▶ [EXERCISE DETAILS] Look for "title" in the listing below. Gather each line that contains it.

-- Start of SUPPLIED ENTRIES --

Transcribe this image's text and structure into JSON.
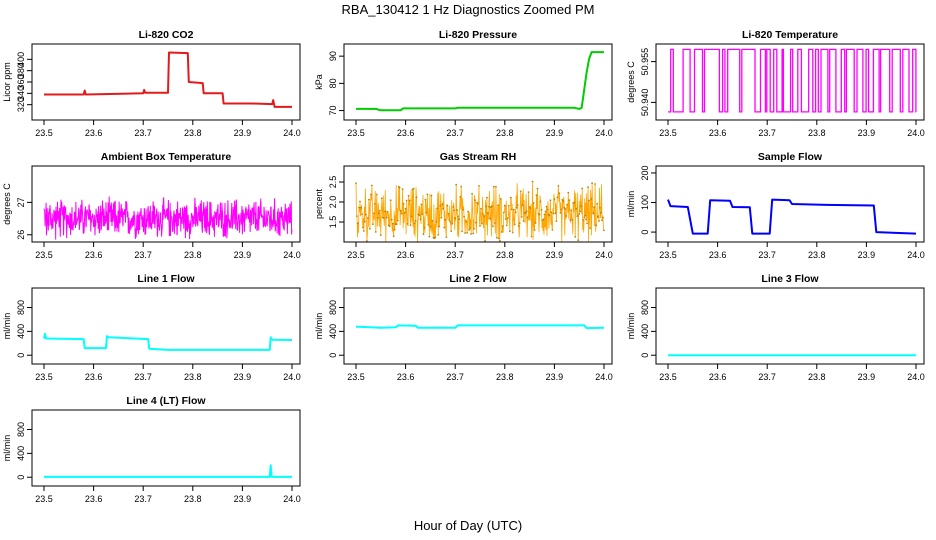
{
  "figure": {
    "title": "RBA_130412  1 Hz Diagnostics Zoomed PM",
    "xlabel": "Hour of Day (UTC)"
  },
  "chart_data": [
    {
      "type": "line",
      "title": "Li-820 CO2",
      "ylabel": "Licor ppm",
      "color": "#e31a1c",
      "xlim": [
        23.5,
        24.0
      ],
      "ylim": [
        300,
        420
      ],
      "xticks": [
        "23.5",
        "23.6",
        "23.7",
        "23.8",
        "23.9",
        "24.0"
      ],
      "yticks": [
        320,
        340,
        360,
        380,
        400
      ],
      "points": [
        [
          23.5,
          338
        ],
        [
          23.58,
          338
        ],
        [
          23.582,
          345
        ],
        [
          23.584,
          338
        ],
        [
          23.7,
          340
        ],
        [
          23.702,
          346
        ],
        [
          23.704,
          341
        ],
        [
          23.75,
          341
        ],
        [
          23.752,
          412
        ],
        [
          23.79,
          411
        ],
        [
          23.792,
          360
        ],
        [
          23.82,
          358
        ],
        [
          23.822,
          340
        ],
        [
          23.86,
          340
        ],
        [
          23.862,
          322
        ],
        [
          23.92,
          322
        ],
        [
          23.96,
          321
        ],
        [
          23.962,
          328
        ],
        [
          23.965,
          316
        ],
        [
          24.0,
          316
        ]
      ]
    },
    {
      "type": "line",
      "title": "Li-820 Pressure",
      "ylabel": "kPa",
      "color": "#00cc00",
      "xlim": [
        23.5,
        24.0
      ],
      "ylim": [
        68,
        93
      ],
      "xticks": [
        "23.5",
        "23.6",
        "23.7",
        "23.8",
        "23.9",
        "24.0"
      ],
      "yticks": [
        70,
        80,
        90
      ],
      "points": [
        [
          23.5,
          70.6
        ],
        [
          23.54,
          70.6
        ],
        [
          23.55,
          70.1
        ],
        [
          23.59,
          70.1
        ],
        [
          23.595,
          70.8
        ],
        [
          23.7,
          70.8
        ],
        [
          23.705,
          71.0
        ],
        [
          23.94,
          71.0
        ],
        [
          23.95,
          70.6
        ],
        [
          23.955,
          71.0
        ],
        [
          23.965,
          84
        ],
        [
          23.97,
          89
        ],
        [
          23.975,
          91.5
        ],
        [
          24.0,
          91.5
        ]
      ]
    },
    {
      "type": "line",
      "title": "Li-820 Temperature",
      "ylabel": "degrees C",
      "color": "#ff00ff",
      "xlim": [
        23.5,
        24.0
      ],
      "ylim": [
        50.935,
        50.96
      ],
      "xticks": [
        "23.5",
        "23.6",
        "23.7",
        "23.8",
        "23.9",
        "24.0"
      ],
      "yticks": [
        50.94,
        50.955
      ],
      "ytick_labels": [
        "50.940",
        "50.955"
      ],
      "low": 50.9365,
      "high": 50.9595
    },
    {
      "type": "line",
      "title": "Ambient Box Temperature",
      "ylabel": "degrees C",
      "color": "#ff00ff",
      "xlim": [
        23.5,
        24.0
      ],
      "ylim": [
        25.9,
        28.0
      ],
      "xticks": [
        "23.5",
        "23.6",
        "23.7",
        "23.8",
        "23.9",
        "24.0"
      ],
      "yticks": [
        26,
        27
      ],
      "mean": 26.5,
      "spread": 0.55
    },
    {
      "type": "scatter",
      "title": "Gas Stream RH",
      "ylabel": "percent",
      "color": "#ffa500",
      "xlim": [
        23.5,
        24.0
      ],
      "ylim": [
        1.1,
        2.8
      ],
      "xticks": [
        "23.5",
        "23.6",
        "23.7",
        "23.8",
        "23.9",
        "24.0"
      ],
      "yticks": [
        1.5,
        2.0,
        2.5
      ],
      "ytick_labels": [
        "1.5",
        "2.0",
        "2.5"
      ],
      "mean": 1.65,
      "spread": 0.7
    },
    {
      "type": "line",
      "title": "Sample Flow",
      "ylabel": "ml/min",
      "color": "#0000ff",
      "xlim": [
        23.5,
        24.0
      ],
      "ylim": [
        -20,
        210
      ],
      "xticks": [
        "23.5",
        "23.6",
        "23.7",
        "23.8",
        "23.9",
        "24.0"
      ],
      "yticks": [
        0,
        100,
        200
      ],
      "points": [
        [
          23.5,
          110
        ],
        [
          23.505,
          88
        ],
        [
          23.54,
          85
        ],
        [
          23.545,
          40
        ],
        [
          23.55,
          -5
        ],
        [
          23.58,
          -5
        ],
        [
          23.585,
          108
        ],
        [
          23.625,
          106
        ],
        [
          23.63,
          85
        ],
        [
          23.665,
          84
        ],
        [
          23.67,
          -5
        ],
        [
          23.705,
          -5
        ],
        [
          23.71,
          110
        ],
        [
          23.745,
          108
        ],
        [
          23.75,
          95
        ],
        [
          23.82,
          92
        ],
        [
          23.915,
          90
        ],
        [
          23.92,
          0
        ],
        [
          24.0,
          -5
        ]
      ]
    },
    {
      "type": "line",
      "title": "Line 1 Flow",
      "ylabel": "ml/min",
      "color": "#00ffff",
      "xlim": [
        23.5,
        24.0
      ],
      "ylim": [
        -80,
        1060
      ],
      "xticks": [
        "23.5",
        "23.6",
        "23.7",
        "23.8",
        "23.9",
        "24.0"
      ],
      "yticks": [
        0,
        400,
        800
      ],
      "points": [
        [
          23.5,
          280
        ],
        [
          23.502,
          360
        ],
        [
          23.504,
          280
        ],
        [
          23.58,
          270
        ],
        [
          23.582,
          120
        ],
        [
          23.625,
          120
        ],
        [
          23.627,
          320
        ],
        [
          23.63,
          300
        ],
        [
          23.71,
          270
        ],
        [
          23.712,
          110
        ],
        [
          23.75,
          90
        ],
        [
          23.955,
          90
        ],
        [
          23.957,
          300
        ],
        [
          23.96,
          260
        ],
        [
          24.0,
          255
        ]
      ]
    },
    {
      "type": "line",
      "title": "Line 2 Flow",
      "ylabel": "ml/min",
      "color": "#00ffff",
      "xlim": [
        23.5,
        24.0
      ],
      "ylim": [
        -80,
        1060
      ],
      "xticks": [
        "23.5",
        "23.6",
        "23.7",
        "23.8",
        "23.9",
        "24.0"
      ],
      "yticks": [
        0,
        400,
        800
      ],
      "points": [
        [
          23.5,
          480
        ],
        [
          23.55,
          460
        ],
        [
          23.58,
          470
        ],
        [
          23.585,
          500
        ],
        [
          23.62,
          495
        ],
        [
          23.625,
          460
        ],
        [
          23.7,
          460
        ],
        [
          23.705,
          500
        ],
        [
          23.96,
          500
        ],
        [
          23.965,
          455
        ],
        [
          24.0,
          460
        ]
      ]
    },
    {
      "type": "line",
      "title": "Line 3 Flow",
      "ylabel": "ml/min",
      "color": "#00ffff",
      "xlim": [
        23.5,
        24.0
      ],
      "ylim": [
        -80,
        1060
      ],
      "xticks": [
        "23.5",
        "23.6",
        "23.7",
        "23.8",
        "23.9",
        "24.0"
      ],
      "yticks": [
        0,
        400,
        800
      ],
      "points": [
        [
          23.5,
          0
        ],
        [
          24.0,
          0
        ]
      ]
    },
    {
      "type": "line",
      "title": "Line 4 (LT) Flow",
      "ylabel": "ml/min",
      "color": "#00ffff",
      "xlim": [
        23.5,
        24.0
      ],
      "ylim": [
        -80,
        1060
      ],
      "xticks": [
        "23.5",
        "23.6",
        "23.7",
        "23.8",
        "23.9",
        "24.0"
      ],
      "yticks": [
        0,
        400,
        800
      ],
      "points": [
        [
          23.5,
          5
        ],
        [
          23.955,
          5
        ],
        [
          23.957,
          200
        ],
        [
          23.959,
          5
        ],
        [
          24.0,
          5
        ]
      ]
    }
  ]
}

-- End of SUPPLIED ENTRIES --

▶ [SOLUTION TO THIS PROBLEM]
    "title": "RBA_130412  1 Hz Diagnostics Zoomed PM",
      "title": "Li-820 CO2",
      "title": "Li-820 Pressure",
      "title": "Li-820 Temperature",
      "title": "Ambient Box Temperature",
      "title": "Gas Stream RH",
      "title": "Sample Flow",
      "title": "Line 1 Flow",
      "title": "Line 2 Flow",
      "title": "Line 3 Flow",
      "title": "Line 4 (LT) Flow",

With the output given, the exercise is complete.